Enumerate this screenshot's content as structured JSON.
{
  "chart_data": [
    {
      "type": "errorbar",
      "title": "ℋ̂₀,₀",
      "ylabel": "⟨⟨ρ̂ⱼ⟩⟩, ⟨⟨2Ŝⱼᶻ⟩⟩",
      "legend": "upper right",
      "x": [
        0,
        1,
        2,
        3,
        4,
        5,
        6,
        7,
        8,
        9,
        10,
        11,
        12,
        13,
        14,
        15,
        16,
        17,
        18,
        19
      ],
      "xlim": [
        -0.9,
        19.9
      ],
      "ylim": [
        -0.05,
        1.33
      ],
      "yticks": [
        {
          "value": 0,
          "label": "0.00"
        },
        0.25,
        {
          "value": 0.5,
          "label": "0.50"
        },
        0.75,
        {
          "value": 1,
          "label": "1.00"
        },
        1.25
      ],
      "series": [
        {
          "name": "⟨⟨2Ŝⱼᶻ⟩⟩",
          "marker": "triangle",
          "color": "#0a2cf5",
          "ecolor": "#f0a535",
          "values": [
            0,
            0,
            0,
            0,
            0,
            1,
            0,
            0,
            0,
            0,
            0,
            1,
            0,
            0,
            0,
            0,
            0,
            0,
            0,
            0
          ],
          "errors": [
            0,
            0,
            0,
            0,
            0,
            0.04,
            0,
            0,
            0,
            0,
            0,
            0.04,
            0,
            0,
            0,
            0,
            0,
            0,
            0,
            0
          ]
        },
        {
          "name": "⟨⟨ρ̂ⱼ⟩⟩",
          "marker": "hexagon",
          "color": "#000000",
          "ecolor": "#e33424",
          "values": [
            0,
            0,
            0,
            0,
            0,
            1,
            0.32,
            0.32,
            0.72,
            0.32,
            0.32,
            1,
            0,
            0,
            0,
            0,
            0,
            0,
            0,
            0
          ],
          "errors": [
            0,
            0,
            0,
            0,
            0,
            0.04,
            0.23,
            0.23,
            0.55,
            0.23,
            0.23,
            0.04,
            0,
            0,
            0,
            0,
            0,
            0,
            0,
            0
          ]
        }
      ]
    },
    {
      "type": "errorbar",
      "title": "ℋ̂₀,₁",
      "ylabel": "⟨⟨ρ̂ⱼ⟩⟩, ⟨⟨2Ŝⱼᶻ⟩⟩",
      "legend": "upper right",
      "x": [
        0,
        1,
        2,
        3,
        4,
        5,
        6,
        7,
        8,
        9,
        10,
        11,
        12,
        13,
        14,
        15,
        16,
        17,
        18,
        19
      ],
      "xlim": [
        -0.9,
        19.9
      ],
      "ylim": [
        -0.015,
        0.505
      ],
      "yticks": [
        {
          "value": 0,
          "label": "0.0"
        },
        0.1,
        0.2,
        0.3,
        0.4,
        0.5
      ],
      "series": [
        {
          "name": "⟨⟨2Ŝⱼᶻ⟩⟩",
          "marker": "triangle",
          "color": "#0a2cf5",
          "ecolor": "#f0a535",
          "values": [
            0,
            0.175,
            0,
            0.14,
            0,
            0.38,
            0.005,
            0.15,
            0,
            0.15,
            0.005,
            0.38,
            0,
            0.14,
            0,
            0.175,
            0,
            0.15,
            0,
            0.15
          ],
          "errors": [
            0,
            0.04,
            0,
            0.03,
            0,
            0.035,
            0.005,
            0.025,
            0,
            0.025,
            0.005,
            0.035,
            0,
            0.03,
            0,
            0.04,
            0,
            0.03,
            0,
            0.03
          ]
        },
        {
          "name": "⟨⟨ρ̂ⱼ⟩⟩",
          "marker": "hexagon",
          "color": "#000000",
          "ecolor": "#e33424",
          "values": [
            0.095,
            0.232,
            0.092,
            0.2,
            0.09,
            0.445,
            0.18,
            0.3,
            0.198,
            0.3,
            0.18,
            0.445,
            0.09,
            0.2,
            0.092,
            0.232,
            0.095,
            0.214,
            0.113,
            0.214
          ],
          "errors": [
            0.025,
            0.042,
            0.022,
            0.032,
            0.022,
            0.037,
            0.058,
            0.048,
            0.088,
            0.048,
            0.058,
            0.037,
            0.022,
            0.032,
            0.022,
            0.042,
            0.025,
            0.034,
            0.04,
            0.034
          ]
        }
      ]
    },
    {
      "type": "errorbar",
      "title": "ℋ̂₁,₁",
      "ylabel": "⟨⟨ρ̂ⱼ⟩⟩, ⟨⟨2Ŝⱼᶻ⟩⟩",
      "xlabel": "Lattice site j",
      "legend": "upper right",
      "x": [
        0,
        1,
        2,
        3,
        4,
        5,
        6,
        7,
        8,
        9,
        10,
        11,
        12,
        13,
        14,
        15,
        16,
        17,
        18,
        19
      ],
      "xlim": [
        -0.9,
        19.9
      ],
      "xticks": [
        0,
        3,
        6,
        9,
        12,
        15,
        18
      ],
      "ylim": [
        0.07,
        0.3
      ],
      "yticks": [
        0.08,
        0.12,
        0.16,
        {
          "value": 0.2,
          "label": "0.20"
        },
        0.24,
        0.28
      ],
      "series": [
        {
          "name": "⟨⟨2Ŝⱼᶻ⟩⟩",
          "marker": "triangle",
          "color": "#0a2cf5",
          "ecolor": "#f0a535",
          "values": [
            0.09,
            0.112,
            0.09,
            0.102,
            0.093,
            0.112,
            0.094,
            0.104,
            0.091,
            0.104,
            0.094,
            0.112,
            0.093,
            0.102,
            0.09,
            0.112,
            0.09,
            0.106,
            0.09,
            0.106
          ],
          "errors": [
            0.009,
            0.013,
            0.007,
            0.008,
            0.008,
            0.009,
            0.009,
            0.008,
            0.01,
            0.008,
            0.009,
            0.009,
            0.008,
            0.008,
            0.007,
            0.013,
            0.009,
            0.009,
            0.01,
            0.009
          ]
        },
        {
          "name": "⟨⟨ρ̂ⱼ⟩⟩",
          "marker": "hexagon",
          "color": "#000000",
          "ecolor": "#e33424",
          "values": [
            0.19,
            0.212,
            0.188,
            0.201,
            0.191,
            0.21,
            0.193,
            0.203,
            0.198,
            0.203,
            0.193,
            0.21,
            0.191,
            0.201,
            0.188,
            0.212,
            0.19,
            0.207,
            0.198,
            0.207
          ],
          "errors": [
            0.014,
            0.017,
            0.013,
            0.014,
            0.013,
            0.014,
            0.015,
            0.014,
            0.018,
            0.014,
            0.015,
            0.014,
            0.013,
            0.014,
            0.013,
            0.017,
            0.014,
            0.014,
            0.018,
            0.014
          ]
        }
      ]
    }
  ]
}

◆ REQUIRED WORK: The lines above should be duplicated exactly.

◆ OUTPUT BELOW:
Enumerate this screenshot's content as structured JSON.
{
  "chart_data": [
    {
      "type": "errorbar",
      "title": "ℋ̂₀,₀",
      "ylabel": "⟨⟨ρ̂ⱼ⟩⟩, ⟨⟨2Ŝⱼᶻ⟩⟩",
      "legend": "upper right",
      "x": [
        0,
        1,
        2,
        3,
        4,
        5,
        6,
        7,
        8,
        9,
        10,
        11,
        12,
        13,
        14,
        15,
        16,
        17,
        18,
        19
      ],
      "xlim": [
        -0.9,
        19.9
      ],
      "ylim": [
        -0.05,
        1.33
      ],
      "yticks": [
        {
          "value": 0,
          "label": "0.00"
        },
        0.25,
        {
          "value": 0.5,
          "label": "0.50"
        },
        0.75,
        {
          "value": 1,
          "label": "1.00"
        },
        1.25
      ],
      "series": [
        {
          "name": "⟨⟨2Ŝⱼᶻ⟩⟩",
          "marker": "triangle",
          "color": "#0a2cf5",
          "ecolor": "#f0a535",
          "values": [
            0,
            0,
            0,
            0,
            0,
            1,
            0,
            0,
            0,
            0,
            0,
            1,
            0,
            0,
            0,
            0,
            0,
            0,
            0,
            0
          ],
          "errors": [
            0,
            0,
            0,
            0,
            0,
            0.04,
            0,
            0,
            0,
            0,
            0,
            0.04,
            0,
            0,
            0,
            0,
            0,
            0,
            0,
            0
          ]
        },
        {
          "name": "⟨⟨ρ̂ⱼ⟩⟩",
          "marker": "hexagon",
          "color": "#000000",
          "ecolor": "#e33424",
          "values": [
            0,
            0,
            0,
            0,
            0,
            1,
            0.32,
            0.32,
            0.72,
            0.32,
            0.32,
            1,
            0,
            0,
            0,
            0,
            0,
            0,
            0,
            0
          ],
          "errors": [
            0,
            0,
            0,
            0,
            0,
            0.04,
            0.23,
            0.23,
            0.55,
            0.23,
            0.23,
            0.04,
            0,
            0,
            0,
            0,
            0,
            0,
            0,
            0
          ]
        }
      ]
    },
    {
      "type": "errorbar",
      "title": "ℋ̂₀,₁",
      "ylabel": "⟨⟨ρ̂ⱼ⟩⟩, ⟨⟨2Ŝⱼᶻ⟩⟩",
      "legend": "upper right",
      "x": [
        0,
        1,
        2,
        3,
        4,
        5,
        6,
        7,
        8,
        9,
        10,
        11,
        12,
        13,
        14,
        15,
        16,
        17,
        18,
        19
      ],
      "xlim": [
        -0.9,
        19.9
      ],
      "ylim": [
        -0.015,
        0.505
      ],
      "yticks": [
        {
          "value": 0,
          "label": "0.0"
        },
        0.1,
        0.2,
        0.3,
        0.4,
        0.5
      ],
      "series": [
        {
          "name": "⟨⟨2Ŝⱼᶻ⟩⟩",
          "marker": "triangle",
          "color": "#0a2cf5",
          "ecolor": "#f0a535",
          "values": [
            0,
            0.175,
            0,
            0.14,
            0,
            0.38,
            0.005,
            0.15,
            0,
            0.15,
            0.005,
            0.38,
            0,
            0.14,
            0,
            0.175,
            0,
            0.15,
            0,
            0.15
          ],
          "errors": [
            0,
            0.04,
            0,
            0.03,
            0,
            0.035,
            0.005,
            0.025,
            0,
            0.025,
            0.005,
            0.035,
            0,
            0.03,
            0,
            0.04,
            0,
            0.03,
            0,
            0.03
          ]
        },
        {
          "name": "⟨⟨ρ̂ⱼ⟩⟩",
          "marker": "hexagon",
          "color": "#000000",
          "ecolor": "#e33424",
          "values": [
            0.095,
            0.232,
            0.092,
            0.2,
            0.09,
            0.445,
            0.18,
            0.3,
            0.198,
            0.3,
            0.18,
            0.445,
            0.09,
            0.2,
            0.092,
            0.232,
            0.095,
            0.214,
            0.113,
            0.214
          ],
          "errors": [
            0.025,
            0.042,
            0.022,
            0.032,
            0.022,
            0.037,
            0.058,
            0.048,
            0.088,
            0.048,
            0.058,
            0.037,
            0.022,
            0.032,
            0.022,
            0.042,
            0.025,
            0.034,
            0.04,
            0.034
          ]
        }
      ]
    },
    {
      "type": "errorbar",
      "title": "ℋ̂₁,₁",
      "ylabel": "⟨⟨ρ̂ⱼ⟩⟩, ⟨⟨2Ŝⱼᶻ⟩⟩",
      "xlabel": "Lattice site j",
      "legend": "upper right",
      "x": [
        0,
        1,
        2,
        3,
        4,
        5,
        6,
        7,
        8,
        9,
        10,
        11,
        12,
        13,
        14,
        15,
        16,
        17,
        18,
        19
      ],
      "xlim": [
        -0.9,
        19.9
      ],
      "xticks": [
        0,
        3,
        6,
        9,
        12,
        15,
        18
      ],
      "ylim": [
        0.07,
        0.3
      ],
      "yticks": [
        0.08,
        0.12,
        0.16,
        {
          "value": 0.2,
          "label": "0.20"
        },
        0.24,
        0.28
      ],
      "series": [
        {
          "name": "⟨⟨2Ŝⱼᶻ⟩⟩",
          "marker": "triangle",
          "color": "#0a2cf5",
          "ecolor": "#f0a535",
          "values": [
            0.09,
            0.112,
            0.09,
            0.102,
            0.093,
            0.112,
            0.094,
            0.104,
            0.091,
            0.104,
            0.094,
            0.112,
            0.093,
            0.102,
            0.09,
            0.112,
            0.09,
            0.106,
            0.09,
            0.106
          ],
          "errors": [
            0.009,
            0.013,
            0.007,
            0.008,
            0.008,
            0.009,
            0.009,
            0.008,
            0.01,
            0.008,
            0.009,
            0.009,
            0.008,
            0.008,
            0.007,
            0.013,
            0.009,
            0.009,
            0.01,
            0.009
          ]
        },
        {
          "name": "⟨⟨ρ̂ⱼ⟩⟩",
          "marker": "hexagon",
          "color": "#000000",
          "ecolor": "#e33424",
          "values": [
            0.19,
            0.212,
            0.188,
            0.201,
            0.191,
            0.21,
            0.193,
            0.203,
            0.198,
            0.203,
            0.193,
            0.21,
            0.191,
            0.201,
            0.188,
            0.212,
            0.19,
            0.207,
            0.198,
            0.207
          ],
          "errors": [
            0.014,
            0.017,
            0.013,
            0.014,
            0.013,
            0.014,
            0.015,
            0.014,
            0.018,
            0.014,
            0.015,
            0.014,
            0.013,
            0.014,
            0.013,
            0.017,
            0.014,
            0.014,
            0.018,
            0.014
          ]
        }
      ]
    }
  ]
}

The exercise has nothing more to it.